**Job:**
Under this task are some entries; return every one of them exactly.

**Data in this exercise:**
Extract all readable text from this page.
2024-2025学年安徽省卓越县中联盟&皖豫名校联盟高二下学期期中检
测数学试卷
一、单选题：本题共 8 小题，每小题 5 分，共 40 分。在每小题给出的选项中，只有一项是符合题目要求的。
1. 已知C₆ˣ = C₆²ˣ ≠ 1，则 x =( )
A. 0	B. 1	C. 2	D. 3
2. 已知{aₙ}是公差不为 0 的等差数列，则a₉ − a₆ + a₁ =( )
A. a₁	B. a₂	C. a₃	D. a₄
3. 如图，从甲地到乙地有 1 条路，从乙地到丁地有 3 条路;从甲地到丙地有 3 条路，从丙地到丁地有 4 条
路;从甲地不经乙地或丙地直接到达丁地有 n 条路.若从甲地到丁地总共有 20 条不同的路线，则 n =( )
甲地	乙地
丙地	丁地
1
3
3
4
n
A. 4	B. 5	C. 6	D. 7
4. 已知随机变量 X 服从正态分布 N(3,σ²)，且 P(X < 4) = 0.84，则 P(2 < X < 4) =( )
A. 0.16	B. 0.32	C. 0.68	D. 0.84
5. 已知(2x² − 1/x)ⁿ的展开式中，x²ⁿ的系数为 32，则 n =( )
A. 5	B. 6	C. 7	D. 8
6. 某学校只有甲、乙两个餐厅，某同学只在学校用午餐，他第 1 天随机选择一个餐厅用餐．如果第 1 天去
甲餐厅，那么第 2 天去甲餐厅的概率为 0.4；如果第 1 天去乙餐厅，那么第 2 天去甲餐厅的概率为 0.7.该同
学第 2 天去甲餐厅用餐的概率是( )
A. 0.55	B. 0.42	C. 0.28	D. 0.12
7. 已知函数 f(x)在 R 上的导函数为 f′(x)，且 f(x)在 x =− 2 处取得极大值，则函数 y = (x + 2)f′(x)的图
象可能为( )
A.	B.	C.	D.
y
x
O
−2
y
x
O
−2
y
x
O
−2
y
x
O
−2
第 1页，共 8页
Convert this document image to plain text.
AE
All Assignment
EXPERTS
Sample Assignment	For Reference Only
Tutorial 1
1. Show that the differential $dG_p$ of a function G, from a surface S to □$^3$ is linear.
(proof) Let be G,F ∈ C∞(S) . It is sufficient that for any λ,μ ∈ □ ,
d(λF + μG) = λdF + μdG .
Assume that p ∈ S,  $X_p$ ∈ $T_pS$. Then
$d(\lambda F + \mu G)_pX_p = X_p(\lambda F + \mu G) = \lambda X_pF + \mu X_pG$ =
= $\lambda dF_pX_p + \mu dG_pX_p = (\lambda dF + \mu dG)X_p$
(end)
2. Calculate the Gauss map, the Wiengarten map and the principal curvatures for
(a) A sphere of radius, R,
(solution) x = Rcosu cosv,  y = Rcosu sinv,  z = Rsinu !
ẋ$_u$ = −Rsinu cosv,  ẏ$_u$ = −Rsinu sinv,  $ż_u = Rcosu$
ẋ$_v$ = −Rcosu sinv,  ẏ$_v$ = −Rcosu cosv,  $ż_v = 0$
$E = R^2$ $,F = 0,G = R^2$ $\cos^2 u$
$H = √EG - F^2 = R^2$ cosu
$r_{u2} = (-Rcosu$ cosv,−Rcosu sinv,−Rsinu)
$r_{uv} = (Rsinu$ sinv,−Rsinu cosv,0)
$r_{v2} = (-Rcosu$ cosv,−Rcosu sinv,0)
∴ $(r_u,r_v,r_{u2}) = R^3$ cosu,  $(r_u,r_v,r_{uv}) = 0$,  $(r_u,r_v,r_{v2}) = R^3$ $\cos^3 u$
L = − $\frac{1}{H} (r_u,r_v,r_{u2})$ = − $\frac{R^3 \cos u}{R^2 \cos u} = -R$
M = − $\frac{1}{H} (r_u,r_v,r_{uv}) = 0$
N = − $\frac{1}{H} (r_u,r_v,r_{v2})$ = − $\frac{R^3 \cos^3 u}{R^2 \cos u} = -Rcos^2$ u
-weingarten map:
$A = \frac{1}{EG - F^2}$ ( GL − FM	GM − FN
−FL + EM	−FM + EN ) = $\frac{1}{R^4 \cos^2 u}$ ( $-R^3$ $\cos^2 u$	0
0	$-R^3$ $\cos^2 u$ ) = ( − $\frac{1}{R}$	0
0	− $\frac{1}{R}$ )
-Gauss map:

**Exercise output:**
Extract all readable text from this page.
2024-2025学年安徽省卓越县中联盟&皖豫名校联盟高二下学期期中检
测数学试卷
一、单选题：本题共 8 小题，每小题 5 分，共 40 分。在每小题给出的选项中，只有一项是符合题目要求的。
1. 已知C₆ˣ = C₆²ˣ ≠ 1，则 x =( )
A. 0	B. 1	C. 2	D. 3
2. 已知{aₙ}是公差不为 0 的等差数列，则a₉ − a₆ + a₁ =( )
A. a₁	B. a₂	C. a₃	D. a₄
3. 如图，从甲地到乙地有 1 条路，从乙地到丁地有 3 条路;从甲地到丙地有 3 条路，从丙地到丁地有 4 条
路;从甲地不经乙地或丙地直接到达丁地有 n 条路.若从甲地到丁地总共有 20 条不同的路线，则 n =( )
甲地	乙地
丙地	丁地
1
3
3
4
n
A. 4	B. 5	C. 6	D. 7
4. 已知随机变量 X 服从正态分布 N(3,σ²)，且 P(X < 4) = 0.84，则 P(2 < X < 4) =( )
A. 0.16	B. 0.32	C. 0.68	D. 0.84
5. 已知(2x² − 1/x)ⁿ的展开式中，x²ⁿ的系数为 32，则 n =( )
A. 5	B. 6	C. 7	D. 8
6. 某学校只有甲、乙两个餐厅，某同学只在学校用午餐，他第 1 天随机选择一个餐厅用餐．如果第 1 天去
甲餐厅，那么第 2 天去甲餐厅的概率为 0.4；如果第 1 天去乙餐厅，那么第 2 天去甲餐厅的概率为 0.7.该同
学第 2 天去甲餐厅用餐的概率是( )
A. 0.55	B. 0.42	C. 0.28	D. 0.12
7. 已知函数 f(x)在 R 上的导函数为 f′(x)，且 f(x)在 x =− 2 处取得极大值，则函数 y = (x + 2)f′(x)的图
象可能为( )
A.	B.	C.	D.
y
x
O
−2
y
x
O
−2
y
x
O
−2
y
x
O
−2
第 1页，共 8页
Convert this document image to plain text.
AE
All Assignment
EXPERTS
Sample Assignment	For Reference Only
Tutorial 1
1. Show that the differential $dG_p$ of a function G, from a surface S to □$^3$ is linear.
(proof) Let be G,F ∈ C∞(S) . It is sufficient that for any λ,μ ∈ □ ,
d(λF + μG) = λdF + μdG .
Assume that p ∈ S,  $X_p$ ∈ $T_pS$. Then
$d(\lambda F + \mu G)_pX_p = X_p(\lambda F + \mu G) = \lambda X_pF + \mu X_pG$ =
= $\lambda dF_pX_p + \mu dG_pX_p = (\lambda dF + \mu dG)X_p$
(end)
2. Calculate the Gauss map, the Wiengarten map and the principal curvatures for
(a) A sphere of radius, R,
(solution) x = Rcosu cosv,  y = Rcosu sinv,  z = Rsinu !
ẋ$_u$ = −Rsinu cosv,  ẏ$_u$ = −Rsinu sinv,  $ż_u = Rcosu$
ẋ$_v$ = −Rcosu sinv,  ẏ$_v$ = −Rcosu cosv,  $ż_v = 0$
$E = R^2$ $,F = 0,G = R^2$ $\cos^2 u$
$H = √EG - F^2 = R^2$ cosu
$r_{u2} = (-Rcosu$ cosv,−Rcosu sinv,−Rsinu)
$r_{uv} = (Rsinu$ sinv,−Rsinu cosv,0)
$r_{v2} = (-Rcosu$ cosv,−Rcosu sinv,0)
∴ $(r_u,r_v,r_{u2}) = R^3$ cosu,  $(r_u,r_v,r_{uv}) = 0$,  $(r_u,r_v,r_{v2}) = R^3$ $\cos^3 u$
L = − $\frac{1}{H} (r_u,r_v,r_{u2})$ = − $\frac{R^3 \cos u}{R^2 \cos u} = -R$
M = − $\frac{1}{H} (r_u,r_v,r_{uv}) = 0$
N = − $\frac{1}{H} (r_u,r_v,r_{v2})$ = − $\frac{R^3 \cos^3 u}{R^2 \cos u} = -Rcos^2$ u
-weingarten map:
$A = \frac{1}{EG - F^2}$ ( GL − FM	GM − FN
−FL + EM	−FM + EN ) = $\frac{1}{R^4 \cos^2 u}$ ( $-R^3$ $\cos^2 u$	0
0	$-R^3$ $\cos^2 u$ ) = ( − $\frac{1}{R}$	0
0	− $\frac{1}{R}$ )
-Gauss map:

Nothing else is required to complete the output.